▶ **Provided text**
(begin)

Born Gloria Knowles in Newark, New Jersey, her family may have been poor, but there was always music and laughter in the project apartment they all shared. Prior to her singing career, she studied cosmetology and business, while also working many odd jobs. Her first recording success came in 1974, reworking a three-year-old hit by Michael Jackson and his brothers, “Never Can Say Goodbye.”

However, it was her 1979 mega hit “I Will Survive” that turned her into a superstar performer. The song, has since been recorded by more than 200 artists including Diana Ross and Gladys Knight, and was awarded a 1980 Grammy for best Disco Recording.

Gaynor, who recently released her autobiography (naturally called “I Will Survive”) will be relating her life story Monday evening at Manhattan’s 92 Y. She proudly states, “After all these years, I get five year olds asking for my autograph!”

Examiner: How did Gloria Knowles become Gloria Gaynor?

(end)

▶ **Excerpted data**

(begin)

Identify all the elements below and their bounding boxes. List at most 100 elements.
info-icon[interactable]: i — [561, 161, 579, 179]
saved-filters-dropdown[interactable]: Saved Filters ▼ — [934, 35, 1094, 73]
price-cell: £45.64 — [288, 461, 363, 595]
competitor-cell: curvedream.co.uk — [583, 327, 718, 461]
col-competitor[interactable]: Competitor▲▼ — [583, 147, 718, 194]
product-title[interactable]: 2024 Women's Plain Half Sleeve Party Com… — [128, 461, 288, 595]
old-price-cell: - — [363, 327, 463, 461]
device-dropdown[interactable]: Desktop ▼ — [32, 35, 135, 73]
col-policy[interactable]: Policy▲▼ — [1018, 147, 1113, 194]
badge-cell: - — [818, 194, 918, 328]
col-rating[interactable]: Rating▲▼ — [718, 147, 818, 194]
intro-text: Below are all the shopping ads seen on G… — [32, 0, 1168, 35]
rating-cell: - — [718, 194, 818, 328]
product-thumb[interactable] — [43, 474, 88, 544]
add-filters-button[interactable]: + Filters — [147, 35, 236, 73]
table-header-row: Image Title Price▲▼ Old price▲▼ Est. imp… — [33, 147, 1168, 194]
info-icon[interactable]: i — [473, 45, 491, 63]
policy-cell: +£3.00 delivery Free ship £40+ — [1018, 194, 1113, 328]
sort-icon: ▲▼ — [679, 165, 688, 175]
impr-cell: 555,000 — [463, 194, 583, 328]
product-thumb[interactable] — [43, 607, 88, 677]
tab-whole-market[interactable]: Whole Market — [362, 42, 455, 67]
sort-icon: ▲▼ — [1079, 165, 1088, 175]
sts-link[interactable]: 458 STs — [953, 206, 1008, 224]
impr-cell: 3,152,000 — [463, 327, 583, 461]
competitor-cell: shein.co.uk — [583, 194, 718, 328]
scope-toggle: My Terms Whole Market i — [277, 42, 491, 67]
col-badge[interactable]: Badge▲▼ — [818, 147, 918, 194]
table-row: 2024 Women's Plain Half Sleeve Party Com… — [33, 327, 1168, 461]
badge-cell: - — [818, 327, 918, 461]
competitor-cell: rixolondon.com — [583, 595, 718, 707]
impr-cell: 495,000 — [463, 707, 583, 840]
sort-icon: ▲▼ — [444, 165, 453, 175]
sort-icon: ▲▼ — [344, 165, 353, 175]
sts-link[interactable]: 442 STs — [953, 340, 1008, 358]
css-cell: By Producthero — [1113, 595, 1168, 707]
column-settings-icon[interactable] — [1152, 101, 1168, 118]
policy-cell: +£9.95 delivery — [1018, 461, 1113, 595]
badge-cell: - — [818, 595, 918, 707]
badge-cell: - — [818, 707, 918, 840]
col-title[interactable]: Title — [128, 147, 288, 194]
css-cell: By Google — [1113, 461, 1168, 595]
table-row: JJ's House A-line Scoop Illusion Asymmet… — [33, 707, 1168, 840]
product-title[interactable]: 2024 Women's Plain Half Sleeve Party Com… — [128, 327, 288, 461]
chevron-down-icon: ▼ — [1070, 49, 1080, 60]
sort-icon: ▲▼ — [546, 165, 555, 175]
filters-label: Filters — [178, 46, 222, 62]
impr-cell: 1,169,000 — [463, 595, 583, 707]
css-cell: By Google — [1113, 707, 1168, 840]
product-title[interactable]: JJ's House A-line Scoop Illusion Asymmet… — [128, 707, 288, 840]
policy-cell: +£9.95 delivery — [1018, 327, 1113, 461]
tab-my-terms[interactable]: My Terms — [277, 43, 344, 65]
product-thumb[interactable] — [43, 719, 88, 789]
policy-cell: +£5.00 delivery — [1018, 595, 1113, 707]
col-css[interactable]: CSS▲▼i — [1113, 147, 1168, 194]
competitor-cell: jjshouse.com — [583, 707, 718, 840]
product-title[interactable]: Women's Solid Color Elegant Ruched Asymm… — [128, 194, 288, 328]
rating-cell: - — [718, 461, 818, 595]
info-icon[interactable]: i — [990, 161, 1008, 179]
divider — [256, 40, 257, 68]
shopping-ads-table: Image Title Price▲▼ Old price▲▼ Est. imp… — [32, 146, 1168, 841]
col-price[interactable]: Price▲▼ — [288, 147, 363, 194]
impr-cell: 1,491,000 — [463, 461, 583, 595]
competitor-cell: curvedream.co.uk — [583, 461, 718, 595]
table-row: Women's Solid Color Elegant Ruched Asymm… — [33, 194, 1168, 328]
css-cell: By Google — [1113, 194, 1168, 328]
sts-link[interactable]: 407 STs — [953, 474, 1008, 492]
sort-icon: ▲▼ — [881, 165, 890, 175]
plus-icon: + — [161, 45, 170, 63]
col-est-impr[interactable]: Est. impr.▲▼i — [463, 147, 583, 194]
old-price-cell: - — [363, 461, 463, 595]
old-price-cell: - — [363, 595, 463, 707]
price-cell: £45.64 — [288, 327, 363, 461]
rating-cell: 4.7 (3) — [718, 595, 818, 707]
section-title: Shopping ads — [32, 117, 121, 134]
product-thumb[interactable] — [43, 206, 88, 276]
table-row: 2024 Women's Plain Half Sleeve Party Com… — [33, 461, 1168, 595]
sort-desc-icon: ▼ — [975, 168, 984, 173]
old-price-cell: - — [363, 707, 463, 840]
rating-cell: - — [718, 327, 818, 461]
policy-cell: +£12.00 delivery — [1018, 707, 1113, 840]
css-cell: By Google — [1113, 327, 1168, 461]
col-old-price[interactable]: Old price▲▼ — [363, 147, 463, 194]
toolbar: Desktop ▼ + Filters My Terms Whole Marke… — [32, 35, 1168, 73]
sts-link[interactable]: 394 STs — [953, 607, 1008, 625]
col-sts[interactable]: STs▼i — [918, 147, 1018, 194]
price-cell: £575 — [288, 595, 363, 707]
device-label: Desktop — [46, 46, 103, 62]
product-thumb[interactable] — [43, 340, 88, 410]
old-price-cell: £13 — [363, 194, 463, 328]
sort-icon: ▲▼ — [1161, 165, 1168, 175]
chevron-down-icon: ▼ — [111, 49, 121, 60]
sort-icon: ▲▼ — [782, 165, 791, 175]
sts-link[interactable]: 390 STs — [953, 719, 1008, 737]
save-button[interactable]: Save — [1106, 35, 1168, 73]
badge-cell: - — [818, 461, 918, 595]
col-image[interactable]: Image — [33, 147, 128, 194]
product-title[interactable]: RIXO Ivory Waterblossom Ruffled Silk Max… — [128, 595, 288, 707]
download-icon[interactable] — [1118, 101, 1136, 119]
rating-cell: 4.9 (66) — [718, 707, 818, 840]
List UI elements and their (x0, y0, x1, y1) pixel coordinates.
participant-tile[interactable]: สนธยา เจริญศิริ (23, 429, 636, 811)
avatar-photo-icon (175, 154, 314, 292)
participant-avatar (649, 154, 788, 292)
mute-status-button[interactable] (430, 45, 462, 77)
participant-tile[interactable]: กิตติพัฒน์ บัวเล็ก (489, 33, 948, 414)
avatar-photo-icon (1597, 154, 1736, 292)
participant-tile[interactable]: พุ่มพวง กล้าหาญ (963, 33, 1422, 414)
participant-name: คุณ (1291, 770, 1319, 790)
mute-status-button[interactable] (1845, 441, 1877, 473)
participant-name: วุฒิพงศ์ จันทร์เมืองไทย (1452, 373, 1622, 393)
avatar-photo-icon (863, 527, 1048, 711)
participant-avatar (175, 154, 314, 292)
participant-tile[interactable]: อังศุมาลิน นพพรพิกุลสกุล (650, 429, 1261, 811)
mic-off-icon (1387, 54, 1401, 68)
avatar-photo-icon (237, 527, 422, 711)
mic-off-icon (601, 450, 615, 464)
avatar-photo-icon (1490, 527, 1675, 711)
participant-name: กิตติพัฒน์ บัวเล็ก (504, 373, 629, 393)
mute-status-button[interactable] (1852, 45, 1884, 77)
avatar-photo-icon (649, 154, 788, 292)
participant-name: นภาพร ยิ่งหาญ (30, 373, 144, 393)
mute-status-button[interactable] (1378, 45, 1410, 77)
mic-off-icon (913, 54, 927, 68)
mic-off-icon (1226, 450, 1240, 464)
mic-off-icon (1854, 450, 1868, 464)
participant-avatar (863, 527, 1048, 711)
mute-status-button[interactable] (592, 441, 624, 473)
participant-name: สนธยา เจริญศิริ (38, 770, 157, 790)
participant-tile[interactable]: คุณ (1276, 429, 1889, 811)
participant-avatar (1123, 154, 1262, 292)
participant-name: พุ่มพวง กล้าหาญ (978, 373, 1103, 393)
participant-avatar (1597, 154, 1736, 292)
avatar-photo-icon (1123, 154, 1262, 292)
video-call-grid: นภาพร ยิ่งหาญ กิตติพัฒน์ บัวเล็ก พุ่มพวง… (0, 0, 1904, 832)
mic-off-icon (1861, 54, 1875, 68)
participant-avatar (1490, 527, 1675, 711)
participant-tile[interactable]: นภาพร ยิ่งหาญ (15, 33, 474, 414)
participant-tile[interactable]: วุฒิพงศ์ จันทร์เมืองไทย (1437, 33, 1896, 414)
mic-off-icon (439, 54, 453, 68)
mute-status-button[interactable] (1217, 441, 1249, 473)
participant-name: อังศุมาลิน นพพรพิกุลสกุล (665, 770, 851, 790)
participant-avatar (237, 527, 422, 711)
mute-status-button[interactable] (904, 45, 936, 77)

(end)

▶ **Task to complete**
According to the text about Gloria Gaynor, what award did "I Will Survive" receive?

▶ **Expected output**
A 1980 Grammy for best Disco Recording.